Goal: Print every entry, word for word, and skip the images.

——————

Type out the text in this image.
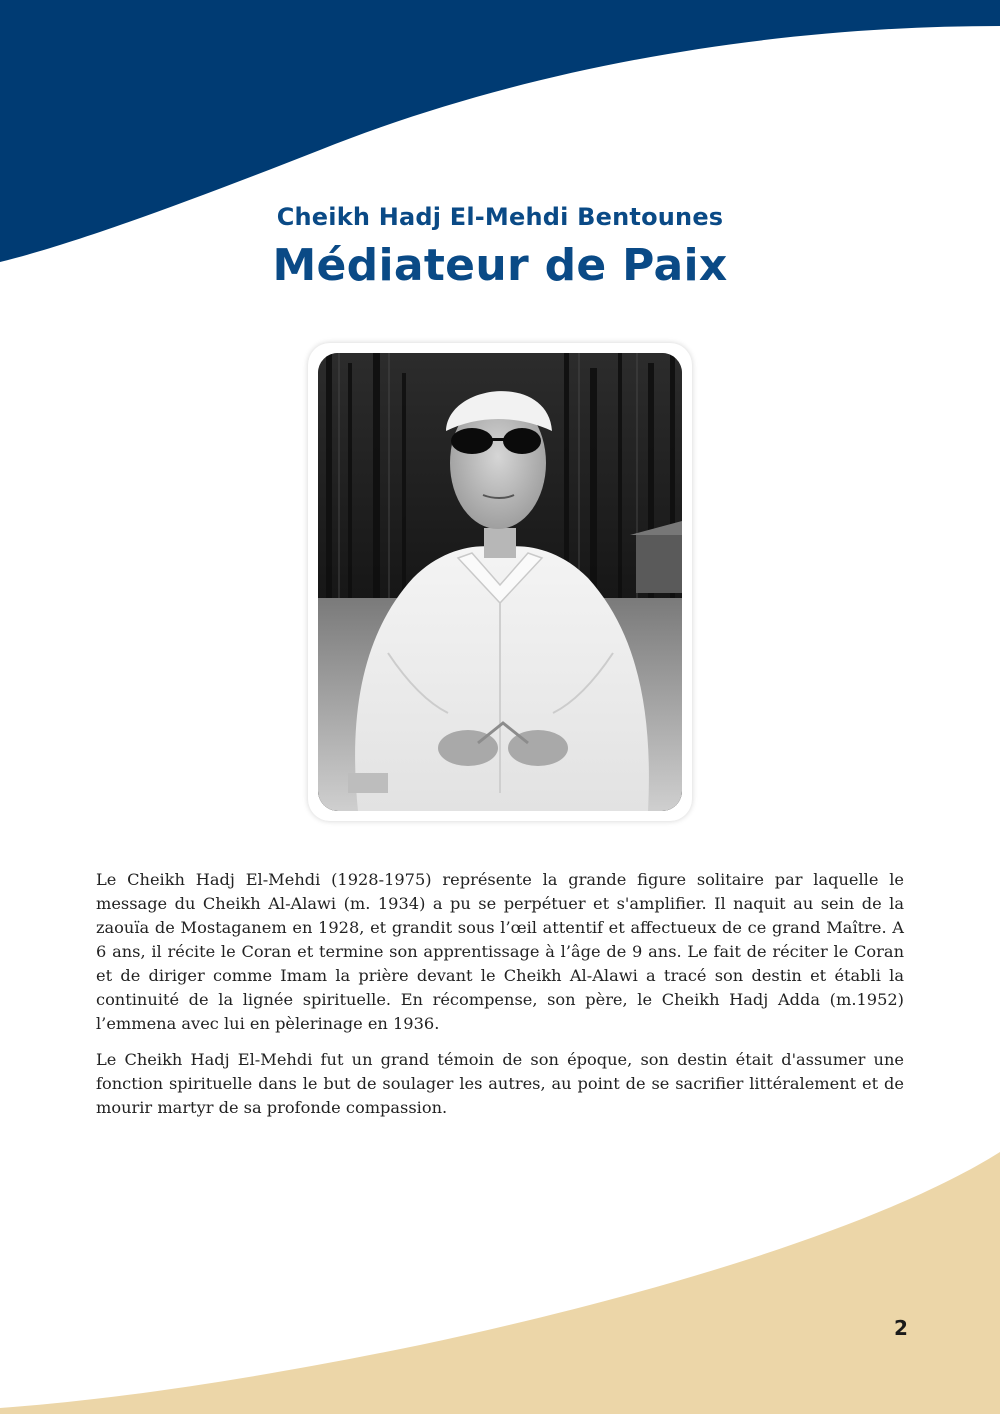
Cheikh Hadj El-Mehdi Bentounes
Médiateur de Paix

Le Cheikh Hadj El-Mehdi (1928-1975) représente la grande figure solitaire par laquelle le message du Cheikh Al-Alawi (m. 1934) a pu se perpétuer et s'amplifier. Il naquit au sein de la zaouïa de Mostaganem en 1928, et grandit sous l’œil attentif et affectueux de ce grand Maître. A 6 ans, il récite le Coran et termine son apprentissage à l’âge de 9 ans. Le fait de réciter le Coran et de diriger comme Imam la prière devant le Cheikh Al-Alawi a tracé son destin et établi la continuité de la lignée spirituelle. En récompense, son père, le Cheikh Hadj Adda (m.1952) l’emmena avec lui en pèlerinage en 1936.

Le Cheikh Hadj El-Mehdi fut un grand témoin de son époque, son destin était d'assumer une fonction spirituelle dans le but de soulager les autres, au point de se sacrifier littéralement et de mourir martyr de sa profonde compassion.

2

——————

Written answer:
Type out the text in this image.
Cheikh Hadj El-Mehdi Bentounes
Médiateur de Paix

Le Cheikh Hadj El-Mehdi (1928-1975) représente la grande figure solitaire par laquelle le message du Cheikh Al-Alawi (m. 1934) a pu se perpétuer et s'amplifier. Il naquit au sein de la zaouïa de Mostaganem en 1928, et grandit sous l’œil attentif et affectueux de ce grand Maître. A 6 ans, il récite le Coran et termine son apprentissage à l’âge de 9 ans. Le fait de réciter le Coran et de diriger comme Imam la prière devant le Cheikh Al-Alawi a tracé son destin et établi la continuité de la lignée spirituelle. En récompense, son père, le Cheikh Hadj Adda (m.1952) l’emmena avec lui en pèlerinage en 1936.

Le Cheikh Hadj El-Mehdi fut un grand témoin de son époque, son destin était d'assumer une fonction spirituelle dans le but de soulager les autres, au point de se sacrifier littéralement et de mourir martyr de sa profonde compassion.

2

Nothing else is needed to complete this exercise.